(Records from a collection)

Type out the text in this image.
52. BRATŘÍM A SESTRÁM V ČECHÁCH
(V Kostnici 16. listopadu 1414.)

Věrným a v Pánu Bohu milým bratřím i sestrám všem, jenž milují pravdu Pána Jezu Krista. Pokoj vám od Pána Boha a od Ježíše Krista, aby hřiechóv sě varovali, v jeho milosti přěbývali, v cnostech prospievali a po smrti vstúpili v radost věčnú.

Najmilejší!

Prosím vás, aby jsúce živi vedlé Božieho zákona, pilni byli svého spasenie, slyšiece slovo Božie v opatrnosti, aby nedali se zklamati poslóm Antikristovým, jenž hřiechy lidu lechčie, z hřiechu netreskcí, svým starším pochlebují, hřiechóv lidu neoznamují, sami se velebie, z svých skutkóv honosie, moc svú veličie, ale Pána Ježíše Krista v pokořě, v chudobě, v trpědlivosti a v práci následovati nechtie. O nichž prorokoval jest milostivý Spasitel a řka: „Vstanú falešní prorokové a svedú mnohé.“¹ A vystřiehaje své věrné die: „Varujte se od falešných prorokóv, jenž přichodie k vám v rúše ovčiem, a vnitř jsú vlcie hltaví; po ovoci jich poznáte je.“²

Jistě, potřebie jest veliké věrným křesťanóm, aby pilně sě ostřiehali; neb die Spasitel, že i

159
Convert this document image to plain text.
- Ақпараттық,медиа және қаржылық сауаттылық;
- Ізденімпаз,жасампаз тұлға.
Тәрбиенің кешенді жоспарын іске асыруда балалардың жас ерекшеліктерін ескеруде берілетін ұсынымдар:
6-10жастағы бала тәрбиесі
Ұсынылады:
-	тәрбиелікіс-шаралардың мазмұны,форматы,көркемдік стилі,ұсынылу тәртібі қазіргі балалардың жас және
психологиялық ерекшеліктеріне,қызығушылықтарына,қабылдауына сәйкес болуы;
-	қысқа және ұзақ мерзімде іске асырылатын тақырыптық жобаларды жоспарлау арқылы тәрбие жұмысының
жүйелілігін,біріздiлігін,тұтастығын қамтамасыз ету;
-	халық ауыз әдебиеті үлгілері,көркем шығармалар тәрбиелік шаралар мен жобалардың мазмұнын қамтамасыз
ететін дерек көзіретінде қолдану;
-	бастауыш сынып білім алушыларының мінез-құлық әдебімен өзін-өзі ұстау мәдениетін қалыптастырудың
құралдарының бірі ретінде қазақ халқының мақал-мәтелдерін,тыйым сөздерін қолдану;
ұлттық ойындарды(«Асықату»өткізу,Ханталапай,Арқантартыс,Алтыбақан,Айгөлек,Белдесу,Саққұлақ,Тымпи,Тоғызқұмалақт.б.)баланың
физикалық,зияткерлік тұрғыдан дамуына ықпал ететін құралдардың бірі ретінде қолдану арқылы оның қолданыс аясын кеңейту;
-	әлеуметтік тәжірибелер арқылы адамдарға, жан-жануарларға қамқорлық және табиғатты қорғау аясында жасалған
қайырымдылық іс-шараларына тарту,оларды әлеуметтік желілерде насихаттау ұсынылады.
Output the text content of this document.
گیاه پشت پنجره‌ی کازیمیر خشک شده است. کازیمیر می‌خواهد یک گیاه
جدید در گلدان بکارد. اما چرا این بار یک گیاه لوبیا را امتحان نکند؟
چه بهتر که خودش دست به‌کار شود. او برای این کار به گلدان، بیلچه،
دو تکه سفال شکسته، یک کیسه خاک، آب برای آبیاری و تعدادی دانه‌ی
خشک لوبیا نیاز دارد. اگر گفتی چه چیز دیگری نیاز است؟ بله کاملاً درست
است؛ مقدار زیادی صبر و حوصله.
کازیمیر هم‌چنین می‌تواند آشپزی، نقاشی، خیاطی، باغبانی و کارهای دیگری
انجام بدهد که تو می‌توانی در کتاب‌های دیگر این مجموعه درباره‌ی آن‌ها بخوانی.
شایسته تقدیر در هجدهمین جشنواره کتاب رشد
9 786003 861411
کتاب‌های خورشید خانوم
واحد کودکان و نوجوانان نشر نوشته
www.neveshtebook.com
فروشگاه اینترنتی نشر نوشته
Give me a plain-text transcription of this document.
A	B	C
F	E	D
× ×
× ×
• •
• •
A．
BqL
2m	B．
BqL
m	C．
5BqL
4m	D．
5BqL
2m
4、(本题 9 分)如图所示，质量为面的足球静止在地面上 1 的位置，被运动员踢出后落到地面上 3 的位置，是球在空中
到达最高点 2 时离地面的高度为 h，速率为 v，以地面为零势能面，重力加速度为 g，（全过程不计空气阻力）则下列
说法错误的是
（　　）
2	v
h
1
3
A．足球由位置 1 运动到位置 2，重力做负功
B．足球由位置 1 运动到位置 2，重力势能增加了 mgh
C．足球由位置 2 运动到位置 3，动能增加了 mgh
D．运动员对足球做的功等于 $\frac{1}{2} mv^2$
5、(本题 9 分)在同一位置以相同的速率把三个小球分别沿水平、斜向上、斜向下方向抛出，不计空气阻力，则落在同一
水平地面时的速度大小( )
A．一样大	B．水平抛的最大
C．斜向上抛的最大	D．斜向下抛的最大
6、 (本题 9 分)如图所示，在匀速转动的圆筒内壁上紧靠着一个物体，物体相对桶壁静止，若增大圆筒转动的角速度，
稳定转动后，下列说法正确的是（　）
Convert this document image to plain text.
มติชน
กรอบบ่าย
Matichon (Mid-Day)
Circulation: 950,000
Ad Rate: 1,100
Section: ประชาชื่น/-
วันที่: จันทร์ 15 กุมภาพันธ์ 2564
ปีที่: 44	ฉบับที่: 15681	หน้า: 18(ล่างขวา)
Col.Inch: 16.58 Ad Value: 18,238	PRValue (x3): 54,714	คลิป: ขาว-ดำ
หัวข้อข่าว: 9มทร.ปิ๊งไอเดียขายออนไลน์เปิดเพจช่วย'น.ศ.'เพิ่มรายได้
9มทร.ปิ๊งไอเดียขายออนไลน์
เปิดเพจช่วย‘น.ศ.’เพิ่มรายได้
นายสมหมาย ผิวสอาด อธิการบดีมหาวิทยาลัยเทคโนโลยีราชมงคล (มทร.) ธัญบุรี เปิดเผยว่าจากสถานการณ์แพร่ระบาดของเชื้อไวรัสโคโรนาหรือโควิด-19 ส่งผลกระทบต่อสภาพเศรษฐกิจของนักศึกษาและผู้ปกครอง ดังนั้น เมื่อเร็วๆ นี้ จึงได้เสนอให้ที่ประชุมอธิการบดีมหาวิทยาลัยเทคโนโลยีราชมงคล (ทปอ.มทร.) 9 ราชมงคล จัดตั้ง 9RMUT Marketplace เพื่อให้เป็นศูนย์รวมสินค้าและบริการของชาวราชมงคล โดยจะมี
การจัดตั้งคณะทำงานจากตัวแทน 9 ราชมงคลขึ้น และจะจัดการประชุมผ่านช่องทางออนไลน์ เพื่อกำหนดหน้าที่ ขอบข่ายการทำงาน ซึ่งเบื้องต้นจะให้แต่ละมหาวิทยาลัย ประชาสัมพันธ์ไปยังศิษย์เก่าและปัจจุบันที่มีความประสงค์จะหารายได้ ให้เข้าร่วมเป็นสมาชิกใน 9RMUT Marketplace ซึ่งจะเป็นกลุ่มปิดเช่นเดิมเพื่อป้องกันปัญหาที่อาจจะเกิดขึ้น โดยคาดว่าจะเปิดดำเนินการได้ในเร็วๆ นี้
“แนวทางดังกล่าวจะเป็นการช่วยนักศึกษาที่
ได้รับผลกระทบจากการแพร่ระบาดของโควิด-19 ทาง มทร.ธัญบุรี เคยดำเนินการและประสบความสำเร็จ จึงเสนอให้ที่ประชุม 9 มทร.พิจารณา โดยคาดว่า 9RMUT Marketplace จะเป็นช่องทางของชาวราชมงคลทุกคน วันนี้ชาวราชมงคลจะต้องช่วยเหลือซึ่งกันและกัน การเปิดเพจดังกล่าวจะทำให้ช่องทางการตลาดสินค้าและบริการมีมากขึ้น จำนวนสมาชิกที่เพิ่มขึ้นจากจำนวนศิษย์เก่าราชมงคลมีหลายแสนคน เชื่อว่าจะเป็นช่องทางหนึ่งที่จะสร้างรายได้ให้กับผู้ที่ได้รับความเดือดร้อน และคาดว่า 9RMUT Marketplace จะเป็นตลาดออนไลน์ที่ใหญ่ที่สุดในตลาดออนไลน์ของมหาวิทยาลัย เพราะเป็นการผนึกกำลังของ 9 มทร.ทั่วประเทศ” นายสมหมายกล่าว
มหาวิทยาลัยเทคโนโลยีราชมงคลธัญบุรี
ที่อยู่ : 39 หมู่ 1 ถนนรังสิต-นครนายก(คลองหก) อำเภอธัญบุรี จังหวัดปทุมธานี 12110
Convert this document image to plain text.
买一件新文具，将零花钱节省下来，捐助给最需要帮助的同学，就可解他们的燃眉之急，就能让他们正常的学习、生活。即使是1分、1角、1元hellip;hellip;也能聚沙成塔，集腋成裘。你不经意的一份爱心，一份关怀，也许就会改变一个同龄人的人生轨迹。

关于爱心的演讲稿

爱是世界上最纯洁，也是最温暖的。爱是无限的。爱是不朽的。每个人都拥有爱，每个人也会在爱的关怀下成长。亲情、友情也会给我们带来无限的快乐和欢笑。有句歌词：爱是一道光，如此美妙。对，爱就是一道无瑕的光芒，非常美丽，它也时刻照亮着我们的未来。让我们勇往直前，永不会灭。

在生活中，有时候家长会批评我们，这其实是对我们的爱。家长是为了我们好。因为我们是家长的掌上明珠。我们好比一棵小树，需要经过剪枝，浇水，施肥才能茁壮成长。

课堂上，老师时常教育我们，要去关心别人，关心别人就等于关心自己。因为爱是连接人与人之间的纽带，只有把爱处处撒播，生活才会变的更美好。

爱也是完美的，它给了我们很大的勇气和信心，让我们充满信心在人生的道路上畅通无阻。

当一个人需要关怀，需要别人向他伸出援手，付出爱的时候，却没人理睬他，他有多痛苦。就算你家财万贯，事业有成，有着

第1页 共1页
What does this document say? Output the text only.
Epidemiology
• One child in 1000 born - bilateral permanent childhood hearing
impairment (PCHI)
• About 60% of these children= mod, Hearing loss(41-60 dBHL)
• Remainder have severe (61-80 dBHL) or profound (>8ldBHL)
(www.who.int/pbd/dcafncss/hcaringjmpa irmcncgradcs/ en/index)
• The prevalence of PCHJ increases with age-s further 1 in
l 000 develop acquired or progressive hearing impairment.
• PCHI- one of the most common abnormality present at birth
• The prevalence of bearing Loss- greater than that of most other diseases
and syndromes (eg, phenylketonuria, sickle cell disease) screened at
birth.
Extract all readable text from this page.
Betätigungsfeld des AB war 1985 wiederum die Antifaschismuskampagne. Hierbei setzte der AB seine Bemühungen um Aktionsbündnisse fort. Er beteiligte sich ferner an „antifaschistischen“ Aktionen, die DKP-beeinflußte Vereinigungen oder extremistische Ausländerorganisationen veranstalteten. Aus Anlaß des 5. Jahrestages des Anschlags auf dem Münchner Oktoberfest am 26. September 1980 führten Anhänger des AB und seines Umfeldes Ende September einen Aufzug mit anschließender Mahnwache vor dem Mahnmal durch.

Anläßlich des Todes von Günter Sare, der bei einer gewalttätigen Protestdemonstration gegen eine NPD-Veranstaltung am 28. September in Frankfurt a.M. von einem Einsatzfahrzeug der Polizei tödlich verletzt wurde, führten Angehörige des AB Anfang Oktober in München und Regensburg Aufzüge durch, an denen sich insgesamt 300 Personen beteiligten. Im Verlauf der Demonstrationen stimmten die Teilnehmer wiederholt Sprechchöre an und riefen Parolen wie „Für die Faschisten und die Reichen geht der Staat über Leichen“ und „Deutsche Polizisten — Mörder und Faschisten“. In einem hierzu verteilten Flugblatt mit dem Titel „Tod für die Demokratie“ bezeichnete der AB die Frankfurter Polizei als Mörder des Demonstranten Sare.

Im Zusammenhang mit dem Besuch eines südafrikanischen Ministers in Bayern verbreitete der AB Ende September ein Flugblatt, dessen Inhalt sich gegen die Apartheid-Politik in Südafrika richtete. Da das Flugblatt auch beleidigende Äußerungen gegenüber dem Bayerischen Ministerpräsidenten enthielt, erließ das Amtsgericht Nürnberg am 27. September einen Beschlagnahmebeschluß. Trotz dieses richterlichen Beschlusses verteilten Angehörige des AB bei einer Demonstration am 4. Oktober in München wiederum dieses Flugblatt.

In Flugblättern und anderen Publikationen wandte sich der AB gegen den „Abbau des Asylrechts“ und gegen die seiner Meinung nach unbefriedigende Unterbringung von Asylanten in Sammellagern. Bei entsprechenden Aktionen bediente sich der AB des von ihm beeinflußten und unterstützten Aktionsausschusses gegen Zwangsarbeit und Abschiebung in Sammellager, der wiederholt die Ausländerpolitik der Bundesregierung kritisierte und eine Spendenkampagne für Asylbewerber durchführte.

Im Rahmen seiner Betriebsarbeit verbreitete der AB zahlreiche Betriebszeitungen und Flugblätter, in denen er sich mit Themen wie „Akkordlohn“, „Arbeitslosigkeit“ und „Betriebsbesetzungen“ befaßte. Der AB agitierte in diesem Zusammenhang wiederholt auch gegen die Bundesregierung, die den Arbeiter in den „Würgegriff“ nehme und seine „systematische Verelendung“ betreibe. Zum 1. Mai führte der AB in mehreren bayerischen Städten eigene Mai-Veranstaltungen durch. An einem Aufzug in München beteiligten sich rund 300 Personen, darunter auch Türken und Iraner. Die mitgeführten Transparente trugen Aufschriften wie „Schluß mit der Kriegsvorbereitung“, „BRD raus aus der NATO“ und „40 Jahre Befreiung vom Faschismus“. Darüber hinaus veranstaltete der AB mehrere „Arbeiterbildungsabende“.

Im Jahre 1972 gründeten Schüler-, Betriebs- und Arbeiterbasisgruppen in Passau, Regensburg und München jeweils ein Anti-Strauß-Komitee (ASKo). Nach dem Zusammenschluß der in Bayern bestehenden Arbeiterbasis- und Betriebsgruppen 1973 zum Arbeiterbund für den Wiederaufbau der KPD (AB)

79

Task brief →
In the entries above, identify every line with the word "لوبیا". Copy those lines.

Written solution →
جدید در گلدان بکارد. اما چرا این بار یک گیاه لوبیا را امتحان نکند؟
خشک لوبیا نیاز دارد. اگر گفتی چه چیز دیگری نیاز است؟ بله کاملاً درست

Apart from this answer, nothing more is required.